(Extracted data entries)
---
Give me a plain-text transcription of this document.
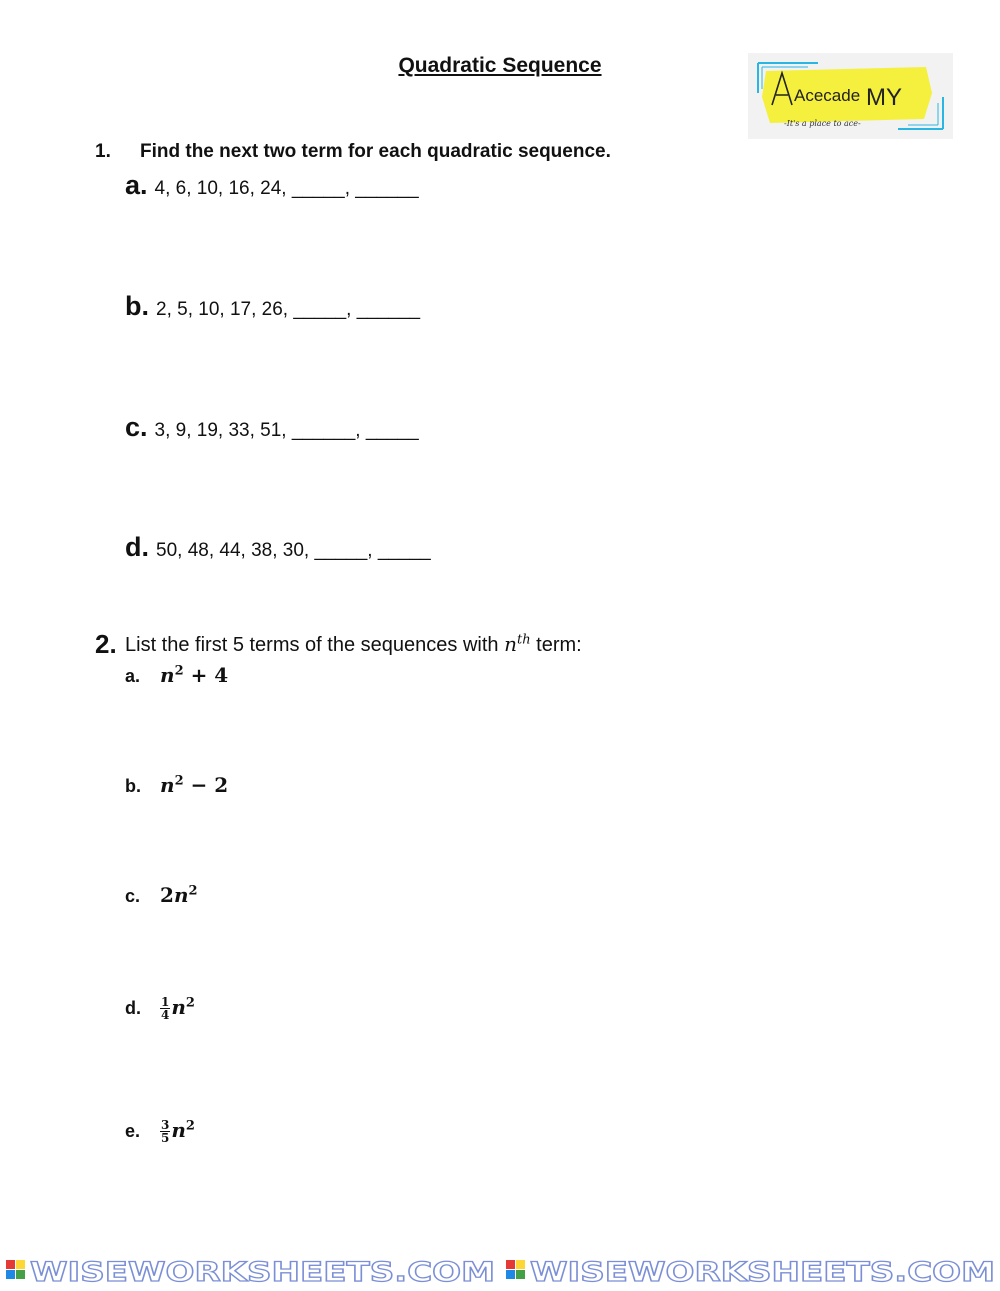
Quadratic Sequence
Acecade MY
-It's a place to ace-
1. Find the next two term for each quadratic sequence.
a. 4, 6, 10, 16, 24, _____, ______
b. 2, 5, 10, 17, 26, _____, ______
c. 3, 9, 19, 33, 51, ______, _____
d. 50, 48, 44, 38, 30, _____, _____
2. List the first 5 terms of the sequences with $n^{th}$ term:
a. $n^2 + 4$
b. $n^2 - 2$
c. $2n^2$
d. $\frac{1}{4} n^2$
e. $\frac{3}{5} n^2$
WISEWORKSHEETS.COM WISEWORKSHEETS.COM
---
- [The problem]
Reproduce each entry verbatim, excluding any embedded images.

- [Exercise solution]
Give me a plain-text transcription of this document.
Quadratic Sequence
Acecade MY
-It's a place to ace-
1. Find the next two term for each quadratic sequence.
a. 4, 6, 10, 16, 24, _____, ______
b. 2, 5, 10, 17, 26, _____, ______
c. 3, 9, 19, 33, 51, ______, _____
d. 50, 48, 44, 38, 30, _____, _____
2. List the first 5 terms of the sequences with $n^{th}$ term:
a. $n^2 + 4$
b. $n^2 - 2$
c. $2n^2$
d. $\frac{1}{4} n^2$
e. $\frac{3}{5} n^2$
WISEWORKSHEETS.COM WISEWORKSHEETS.COM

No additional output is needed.